Start INPUT RECORDS

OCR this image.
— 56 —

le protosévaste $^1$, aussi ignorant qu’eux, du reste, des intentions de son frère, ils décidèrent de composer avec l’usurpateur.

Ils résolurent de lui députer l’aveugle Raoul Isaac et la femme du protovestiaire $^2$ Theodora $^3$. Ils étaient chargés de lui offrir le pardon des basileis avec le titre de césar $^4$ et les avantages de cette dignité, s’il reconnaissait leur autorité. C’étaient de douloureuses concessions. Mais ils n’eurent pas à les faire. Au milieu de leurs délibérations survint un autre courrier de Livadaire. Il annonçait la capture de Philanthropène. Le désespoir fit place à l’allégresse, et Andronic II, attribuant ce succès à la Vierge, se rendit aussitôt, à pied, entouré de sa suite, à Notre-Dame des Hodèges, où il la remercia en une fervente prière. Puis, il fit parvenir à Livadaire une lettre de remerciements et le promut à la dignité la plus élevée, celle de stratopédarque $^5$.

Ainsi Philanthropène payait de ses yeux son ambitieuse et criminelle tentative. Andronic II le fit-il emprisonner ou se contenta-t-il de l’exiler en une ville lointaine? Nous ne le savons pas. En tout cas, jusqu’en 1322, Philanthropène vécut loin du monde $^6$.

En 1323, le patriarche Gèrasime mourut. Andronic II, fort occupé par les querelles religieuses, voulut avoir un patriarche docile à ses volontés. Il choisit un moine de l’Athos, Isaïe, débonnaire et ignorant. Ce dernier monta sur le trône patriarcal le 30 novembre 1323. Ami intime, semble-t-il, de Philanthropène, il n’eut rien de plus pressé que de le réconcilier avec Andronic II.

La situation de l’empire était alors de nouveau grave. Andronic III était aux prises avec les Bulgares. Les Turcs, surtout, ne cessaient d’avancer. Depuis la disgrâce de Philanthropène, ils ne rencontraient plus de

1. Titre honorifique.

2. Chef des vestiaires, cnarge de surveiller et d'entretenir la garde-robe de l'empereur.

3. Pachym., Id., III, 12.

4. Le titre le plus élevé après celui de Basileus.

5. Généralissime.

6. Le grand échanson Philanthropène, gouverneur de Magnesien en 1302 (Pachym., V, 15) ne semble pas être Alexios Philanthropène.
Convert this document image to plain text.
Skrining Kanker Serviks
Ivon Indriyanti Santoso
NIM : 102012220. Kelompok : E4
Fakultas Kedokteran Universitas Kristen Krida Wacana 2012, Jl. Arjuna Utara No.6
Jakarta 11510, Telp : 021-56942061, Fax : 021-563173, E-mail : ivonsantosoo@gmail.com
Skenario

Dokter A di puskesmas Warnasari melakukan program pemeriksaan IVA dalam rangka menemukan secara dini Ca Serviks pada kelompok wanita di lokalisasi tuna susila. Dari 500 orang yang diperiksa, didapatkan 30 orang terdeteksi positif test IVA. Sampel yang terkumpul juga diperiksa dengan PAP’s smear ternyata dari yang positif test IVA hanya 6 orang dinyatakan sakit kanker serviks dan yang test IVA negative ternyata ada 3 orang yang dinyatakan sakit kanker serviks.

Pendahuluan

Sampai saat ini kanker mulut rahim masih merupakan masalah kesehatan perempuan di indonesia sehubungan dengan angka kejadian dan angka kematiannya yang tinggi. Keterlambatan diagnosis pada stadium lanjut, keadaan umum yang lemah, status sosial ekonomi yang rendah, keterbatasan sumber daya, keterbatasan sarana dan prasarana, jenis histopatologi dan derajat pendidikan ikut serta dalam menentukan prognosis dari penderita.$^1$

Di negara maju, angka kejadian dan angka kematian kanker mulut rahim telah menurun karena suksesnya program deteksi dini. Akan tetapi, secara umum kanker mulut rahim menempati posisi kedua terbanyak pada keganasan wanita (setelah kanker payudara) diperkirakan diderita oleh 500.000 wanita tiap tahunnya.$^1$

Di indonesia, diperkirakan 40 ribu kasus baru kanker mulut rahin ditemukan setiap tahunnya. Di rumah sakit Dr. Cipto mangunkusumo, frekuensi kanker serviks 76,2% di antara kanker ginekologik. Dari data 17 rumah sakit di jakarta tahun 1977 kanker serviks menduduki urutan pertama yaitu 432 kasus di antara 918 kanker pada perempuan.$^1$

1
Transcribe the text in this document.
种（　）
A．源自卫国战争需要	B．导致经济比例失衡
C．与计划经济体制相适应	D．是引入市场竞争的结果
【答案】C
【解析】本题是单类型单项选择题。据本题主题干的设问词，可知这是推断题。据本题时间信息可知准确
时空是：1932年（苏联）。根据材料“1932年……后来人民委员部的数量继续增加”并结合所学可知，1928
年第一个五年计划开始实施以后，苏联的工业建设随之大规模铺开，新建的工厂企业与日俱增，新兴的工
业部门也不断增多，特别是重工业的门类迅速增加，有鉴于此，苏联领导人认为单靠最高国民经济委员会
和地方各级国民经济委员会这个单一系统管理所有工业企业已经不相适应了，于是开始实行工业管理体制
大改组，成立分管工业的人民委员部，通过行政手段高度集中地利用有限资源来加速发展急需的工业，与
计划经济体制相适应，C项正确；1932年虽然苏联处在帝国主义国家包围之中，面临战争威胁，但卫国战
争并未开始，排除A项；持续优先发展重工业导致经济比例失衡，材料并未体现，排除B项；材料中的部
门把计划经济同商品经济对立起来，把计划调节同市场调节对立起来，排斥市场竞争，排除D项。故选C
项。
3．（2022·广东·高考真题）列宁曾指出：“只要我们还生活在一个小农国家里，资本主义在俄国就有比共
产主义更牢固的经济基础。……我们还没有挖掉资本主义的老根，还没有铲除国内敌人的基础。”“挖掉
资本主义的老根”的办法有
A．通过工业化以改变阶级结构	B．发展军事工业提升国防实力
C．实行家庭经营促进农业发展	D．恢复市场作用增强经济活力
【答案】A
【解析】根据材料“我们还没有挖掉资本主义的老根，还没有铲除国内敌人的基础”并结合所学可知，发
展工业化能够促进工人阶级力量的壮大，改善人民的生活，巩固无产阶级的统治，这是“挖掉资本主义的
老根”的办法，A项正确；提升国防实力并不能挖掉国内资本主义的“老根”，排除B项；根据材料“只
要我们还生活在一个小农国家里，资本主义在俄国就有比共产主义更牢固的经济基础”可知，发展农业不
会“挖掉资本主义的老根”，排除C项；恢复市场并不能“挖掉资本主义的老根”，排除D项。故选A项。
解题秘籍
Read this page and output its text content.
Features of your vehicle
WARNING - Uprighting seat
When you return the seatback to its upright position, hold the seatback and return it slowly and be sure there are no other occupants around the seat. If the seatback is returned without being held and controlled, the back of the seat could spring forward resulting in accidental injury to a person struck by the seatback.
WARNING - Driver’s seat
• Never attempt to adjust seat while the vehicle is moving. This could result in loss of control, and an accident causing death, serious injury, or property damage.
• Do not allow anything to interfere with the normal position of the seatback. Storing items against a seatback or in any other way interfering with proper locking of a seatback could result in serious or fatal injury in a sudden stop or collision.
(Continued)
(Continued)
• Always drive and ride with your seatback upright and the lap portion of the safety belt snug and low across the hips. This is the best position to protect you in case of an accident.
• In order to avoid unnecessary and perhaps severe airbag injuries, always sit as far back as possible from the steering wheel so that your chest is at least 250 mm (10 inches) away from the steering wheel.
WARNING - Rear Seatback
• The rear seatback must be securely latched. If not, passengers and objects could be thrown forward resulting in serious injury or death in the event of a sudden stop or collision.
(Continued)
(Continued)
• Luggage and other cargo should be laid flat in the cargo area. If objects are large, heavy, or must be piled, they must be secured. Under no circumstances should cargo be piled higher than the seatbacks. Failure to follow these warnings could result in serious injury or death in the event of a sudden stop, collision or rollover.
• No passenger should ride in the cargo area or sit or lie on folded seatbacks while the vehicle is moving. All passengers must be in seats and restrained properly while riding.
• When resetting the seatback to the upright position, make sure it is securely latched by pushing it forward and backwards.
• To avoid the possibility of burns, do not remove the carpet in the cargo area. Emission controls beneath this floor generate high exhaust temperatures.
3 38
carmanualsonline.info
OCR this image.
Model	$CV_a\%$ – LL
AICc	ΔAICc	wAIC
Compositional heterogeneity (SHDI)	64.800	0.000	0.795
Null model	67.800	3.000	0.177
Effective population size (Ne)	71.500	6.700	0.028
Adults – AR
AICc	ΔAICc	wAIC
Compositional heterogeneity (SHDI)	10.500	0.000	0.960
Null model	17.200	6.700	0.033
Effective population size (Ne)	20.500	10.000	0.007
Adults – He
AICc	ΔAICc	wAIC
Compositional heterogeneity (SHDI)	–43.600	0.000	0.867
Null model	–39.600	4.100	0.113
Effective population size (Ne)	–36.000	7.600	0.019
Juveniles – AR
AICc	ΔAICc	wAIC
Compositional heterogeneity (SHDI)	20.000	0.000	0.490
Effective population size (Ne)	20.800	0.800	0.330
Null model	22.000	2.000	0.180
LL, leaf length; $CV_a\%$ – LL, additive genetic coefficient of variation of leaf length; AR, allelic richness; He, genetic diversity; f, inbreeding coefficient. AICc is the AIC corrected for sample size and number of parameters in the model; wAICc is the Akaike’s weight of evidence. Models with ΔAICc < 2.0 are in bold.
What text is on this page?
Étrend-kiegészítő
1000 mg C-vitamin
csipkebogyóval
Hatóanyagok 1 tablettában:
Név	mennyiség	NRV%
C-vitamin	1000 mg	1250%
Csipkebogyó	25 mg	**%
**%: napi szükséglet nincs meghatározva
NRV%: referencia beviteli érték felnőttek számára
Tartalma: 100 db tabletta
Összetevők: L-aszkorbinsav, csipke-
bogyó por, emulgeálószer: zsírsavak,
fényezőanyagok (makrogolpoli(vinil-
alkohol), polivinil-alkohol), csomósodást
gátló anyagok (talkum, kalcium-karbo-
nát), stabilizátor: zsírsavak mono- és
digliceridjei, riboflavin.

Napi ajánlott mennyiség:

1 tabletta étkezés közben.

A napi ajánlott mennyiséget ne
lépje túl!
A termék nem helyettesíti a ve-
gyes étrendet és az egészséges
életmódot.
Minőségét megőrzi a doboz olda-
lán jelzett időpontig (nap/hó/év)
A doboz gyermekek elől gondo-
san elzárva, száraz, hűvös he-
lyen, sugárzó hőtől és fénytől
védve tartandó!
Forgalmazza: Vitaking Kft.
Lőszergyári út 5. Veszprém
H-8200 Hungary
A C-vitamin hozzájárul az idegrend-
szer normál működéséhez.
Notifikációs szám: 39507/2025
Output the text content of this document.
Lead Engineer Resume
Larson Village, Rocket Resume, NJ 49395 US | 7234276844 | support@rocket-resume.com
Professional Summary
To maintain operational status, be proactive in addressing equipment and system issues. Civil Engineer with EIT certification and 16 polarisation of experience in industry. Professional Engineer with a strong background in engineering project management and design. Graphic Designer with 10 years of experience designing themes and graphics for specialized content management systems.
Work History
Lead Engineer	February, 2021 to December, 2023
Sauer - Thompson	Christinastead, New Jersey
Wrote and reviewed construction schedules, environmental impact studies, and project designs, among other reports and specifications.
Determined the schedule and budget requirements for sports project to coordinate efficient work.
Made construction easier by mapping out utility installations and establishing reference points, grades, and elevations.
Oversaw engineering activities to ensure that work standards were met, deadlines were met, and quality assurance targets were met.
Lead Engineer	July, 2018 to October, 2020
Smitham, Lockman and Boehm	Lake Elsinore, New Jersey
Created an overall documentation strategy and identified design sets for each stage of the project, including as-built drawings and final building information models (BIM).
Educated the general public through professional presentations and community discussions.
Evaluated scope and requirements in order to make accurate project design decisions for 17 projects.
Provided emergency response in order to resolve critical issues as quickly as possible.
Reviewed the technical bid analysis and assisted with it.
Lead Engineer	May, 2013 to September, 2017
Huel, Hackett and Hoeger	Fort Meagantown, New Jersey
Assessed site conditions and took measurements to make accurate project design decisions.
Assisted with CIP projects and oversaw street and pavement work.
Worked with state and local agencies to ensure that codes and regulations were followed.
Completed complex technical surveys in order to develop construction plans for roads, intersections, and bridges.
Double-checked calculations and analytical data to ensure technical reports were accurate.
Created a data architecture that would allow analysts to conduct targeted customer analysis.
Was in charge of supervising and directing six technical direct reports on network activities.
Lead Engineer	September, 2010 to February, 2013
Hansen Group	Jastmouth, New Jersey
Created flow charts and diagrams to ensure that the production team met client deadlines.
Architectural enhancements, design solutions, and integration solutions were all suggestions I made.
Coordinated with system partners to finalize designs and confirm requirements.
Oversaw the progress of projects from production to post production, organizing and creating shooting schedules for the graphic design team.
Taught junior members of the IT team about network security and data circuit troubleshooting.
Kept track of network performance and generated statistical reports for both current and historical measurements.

End INPUT RECORDS

Find the lines above that contain the word "vitamin" and collect them.

1000 mg C-vitamin
C-vitamin	1000 mg	1250%
A C-vitamin hozzájárul az idegrend-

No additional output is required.